Report the total number of lines that include the string "parallel", without any other text.

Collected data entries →
****************************************

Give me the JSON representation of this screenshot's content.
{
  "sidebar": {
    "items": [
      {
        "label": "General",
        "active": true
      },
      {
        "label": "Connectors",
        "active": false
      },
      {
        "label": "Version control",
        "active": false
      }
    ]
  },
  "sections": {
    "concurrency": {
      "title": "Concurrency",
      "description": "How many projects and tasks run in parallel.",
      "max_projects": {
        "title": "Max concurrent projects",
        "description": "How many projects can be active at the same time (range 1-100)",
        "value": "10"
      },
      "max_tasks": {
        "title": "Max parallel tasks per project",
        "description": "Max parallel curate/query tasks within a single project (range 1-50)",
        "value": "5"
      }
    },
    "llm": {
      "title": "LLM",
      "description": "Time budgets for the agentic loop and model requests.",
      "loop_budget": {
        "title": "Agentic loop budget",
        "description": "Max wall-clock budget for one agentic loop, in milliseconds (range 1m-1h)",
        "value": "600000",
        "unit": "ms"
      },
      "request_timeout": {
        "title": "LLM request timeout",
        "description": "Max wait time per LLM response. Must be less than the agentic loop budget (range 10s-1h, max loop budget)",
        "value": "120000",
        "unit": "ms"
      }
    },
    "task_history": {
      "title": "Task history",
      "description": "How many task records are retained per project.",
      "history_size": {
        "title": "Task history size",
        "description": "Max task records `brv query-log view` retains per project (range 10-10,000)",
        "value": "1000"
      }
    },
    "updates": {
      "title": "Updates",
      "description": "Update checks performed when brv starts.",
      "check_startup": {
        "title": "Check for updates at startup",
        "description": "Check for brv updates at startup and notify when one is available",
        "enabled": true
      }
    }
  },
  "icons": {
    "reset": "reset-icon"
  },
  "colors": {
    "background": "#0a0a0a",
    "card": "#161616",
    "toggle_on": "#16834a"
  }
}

****************************************

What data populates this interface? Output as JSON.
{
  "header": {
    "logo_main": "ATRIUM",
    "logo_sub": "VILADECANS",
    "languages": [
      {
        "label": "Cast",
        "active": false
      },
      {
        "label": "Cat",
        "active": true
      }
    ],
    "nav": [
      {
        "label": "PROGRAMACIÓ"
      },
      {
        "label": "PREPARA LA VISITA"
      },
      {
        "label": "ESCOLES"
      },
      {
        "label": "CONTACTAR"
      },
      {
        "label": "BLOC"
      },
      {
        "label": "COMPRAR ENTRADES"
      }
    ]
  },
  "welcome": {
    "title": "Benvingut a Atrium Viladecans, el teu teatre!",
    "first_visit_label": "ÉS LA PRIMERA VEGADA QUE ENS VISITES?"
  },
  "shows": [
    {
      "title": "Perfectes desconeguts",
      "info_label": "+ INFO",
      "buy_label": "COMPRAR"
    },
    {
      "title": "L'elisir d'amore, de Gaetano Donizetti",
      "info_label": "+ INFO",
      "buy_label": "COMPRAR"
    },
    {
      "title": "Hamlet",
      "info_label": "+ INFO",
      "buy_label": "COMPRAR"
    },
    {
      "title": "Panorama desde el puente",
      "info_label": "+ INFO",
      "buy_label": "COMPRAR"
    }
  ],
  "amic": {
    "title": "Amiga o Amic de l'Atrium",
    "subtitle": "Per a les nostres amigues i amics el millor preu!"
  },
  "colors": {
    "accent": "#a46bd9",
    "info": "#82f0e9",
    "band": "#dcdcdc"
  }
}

****************************************

Exercise solution → 3